EXERCISE
Repeat each line of the material exactly.
-- begin SUPPLIED MATERIAL --
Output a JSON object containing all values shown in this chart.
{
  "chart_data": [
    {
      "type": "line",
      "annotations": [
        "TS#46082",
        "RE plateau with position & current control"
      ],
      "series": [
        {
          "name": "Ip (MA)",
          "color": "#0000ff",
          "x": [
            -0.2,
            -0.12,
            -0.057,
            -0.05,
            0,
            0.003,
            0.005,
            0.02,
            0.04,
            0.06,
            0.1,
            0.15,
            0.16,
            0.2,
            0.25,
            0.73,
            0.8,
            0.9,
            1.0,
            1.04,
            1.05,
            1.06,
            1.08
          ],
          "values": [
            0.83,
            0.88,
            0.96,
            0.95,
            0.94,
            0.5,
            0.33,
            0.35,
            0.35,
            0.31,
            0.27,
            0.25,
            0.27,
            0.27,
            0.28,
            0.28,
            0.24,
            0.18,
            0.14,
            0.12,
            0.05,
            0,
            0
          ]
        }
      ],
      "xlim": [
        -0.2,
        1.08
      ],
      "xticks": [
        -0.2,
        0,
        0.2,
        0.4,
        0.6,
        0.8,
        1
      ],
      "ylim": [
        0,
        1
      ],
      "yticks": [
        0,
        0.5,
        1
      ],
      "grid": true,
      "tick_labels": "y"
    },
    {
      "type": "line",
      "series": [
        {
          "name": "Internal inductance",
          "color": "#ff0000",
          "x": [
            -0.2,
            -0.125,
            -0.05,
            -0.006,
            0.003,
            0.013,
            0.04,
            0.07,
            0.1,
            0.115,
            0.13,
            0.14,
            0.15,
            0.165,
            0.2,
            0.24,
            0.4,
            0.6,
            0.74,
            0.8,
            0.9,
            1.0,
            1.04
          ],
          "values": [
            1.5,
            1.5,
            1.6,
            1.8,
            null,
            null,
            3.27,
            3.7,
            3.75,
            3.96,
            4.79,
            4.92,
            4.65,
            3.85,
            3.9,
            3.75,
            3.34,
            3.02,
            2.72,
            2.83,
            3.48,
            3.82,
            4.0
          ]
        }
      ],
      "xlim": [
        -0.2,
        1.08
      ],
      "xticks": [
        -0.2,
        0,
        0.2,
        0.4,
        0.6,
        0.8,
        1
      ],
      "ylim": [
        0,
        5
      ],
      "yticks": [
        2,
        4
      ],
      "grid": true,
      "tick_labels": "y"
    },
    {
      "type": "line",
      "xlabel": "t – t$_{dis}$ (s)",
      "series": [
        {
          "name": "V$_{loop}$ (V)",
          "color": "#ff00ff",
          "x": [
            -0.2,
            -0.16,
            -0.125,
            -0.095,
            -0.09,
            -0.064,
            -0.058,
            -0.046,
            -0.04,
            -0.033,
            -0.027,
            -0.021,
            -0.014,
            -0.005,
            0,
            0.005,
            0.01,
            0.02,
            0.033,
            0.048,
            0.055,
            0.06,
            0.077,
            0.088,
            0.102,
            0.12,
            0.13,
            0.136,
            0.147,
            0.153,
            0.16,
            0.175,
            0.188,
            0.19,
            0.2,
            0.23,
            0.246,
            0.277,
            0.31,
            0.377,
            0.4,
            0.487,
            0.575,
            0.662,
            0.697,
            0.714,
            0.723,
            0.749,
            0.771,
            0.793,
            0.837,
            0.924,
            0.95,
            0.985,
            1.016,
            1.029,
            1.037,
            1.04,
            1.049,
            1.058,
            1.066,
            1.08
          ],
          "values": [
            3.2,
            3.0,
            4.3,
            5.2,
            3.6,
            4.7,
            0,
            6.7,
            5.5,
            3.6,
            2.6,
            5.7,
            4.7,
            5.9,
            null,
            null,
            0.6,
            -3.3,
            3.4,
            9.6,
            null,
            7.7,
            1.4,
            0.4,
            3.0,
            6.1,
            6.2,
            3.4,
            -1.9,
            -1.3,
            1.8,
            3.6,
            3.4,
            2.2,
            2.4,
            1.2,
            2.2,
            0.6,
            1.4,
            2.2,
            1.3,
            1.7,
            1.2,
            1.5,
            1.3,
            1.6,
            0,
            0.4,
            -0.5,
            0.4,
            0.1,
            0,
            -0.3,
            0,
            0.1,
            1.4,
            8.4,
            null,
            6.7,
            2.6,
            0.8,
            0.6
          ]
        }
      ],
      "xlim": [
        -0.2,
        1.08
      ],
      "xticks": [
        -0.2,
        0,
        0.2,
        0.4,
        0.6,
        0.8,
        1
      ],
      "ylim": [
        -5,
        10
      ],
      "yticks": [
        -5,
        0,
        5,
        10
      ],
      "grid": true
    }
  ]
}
-- end SUPPLIED MATERIAL --
RESPONSE TO THE TASK
Output a JSON object containing all values shown in this chart.
{
  "chart_data": [
    {
      "type": "line",
      "annotations": [
        "TS#46082",
        "RE plateau with position & current control"
      ],
      "series": [
        {
          "name": "Ip (MA)",
          "color": "#0000ff",
          "x": [
            -0.2,
            -0.12,
            -0.057,
            -0.05,
            0,
            0.003,
            0.005,
            0.02,
            0.04,
            0.06,
            0.1,
            0.15,
            0.16,
            0.2,
            0.25,
            0.73,
            0.8,
            0.9,
            1.0,
            1.04,
            1.05,
            1.06,
            1.08
          ],
          "values": [
            0.83,
            0.88,
            0.96,
            0.95,
            0.94,
            0.5,
            0.33,
            0.35,
            0.35,
            0.31,
            0.27,
            0.25,
            0.27,
            0.27,
            0.28,
            0.28,
            0.24,
            0.18,
            0.14,
            0.12,
            0.05,
            0,
            0
          ]
        }
      ],
      "xlim": [
        -0.2,
        1.08
      ],
      "xticks": [
        -0.2,
        0,
        0.2,
        0.4,
        0.6,
        0.8,
        1
      ],
      "ylim": [
        0,
        1
      ],
      "yticks": [
        0,
        0.5,
        1
      ],
      "grid": true,
      "tick_labels": "y"
    },
    {
      "type": "line",
      "series": [
        {
          "name": "Internal inductance",
          "color": "#ff0000",
          "x": [
            -0.2,
            -0.125,
            -0.05,
            -0.006,
            0.003,
            0.013,
            0.04,
            0.07,
            0.1,
            0.115,
            0.13,
            0.14,
            0.15,
            0.165,
            0.2,
            0.24,
            0.4,
            0.6,
            0.74,
            0.8,
            0.9,
            1.0,
            1.04
          ],
          "values": [
            1.5,
            1.5,
            1.6,
            1.8,
            null,
            null,
            3.27,
            3.7,
            3.75,
            3.96,
            4.79,
            4.92,
            4.65,
            3.85,
            3.9,
            3.75,
            3.34,
            3.02,
            2.72,
            2.83,
            3.48,
            3.82,
            4.0
          ]
        }
      ],
      "xlim": [
        -0.2,
        1.08
      ],
      "xticks": [
        -0.2,
        0,
        0.2,
        0.4,
        0.6,
        0.8,
        1
      ],
      "ylim": [
        0,
        5
      ],
      "yticks": [
        2,
        4
      ],
      "grid": true,
      "tick_labels": "y"
    },
    {
      "type": "line",
      "xlabel": "t – t$_{dis}$ (s)",
      "series": [
        {
          "name": "V$_{loop}$ (V)",
          "color": "#ff00ff",
          "x": [
            -0.2,
            -0.16,
            -0.125,
            -0.095,
            -0.09,
            -0.064,
            -0.058,
            -0.046,
            -0.04,
            -0.033,
            -0.027,
            -0.021,
            -0.014,
            -0.005,
            0,
            0.005,
            0.01,
            0.02,
            0.033,
            0.048,
            0.055,
            0.06,
            0.077,
            0.088,
            0.102,
            0.12,
            0.13,
            0.136,
            0.147,
            0.153,
            0.16,
            0.175,
            0.188,
            0.19,
            0.2,
            0.23,
            0.246,
            0.277,
            0.31,
            0.377,
            0.4,
            0.487,
            0.575,
            0.662,
            0.697,
            0.714,
            0.723,
            0.749,
            0.771,
            0.793,
            0.837,
            0.924,
            0.95,
            0.985,
            1.016,
            1.029,
            1.037,
            1.04,
            1.049,
            1.058,
            1.066,
            1.08
          ],
          "values": [
            3.2,
            3.0,
            4.3,
            5.2,
            3.6,
            4.7,
            0,
            6.7,
            5.5,
            3.6,
            2.6,
            5.7,
            4.7,
            5.9,
            null,
            null,
            0.6,
            -3.3,
            3.4,
            9.6,
            null,
            7.7,
            1.4,
            0.4,
            3.0,
            6.1,
            6.2,
            3.4,
            -1.9,
            -1.3,
            1.8,
            3.6,
            3.4,
            2.2,
            2.4,
            1.2,
            2.2,
            0.6,
            1.4,
            2.2,
            1.3,
            1.7,
            1.2,
            1.5,
            1.3,
            1.6,
            0,
            0.4,
            -0.5,
            0.4,
            0.1,
            0,
            -0.3,
            0,
            0.1,
            1.4,
            8.4,
            null,
            6.7,
            2.6,
            0.8,
            0.6
          ]
        }
      ],
      "xlim": [
        -0.2,
        1.08
      ],
      "xticks": [
        -0.2,
        0,
        0.2,
        0.4,
        0.6,
        0.8,
        1
      ],
      "ylim": [
        -5,
        10
      ],
      "yticks": [
        -5,
        0,
        5,
        10
      ],
      "grid": true
    }
  ]
}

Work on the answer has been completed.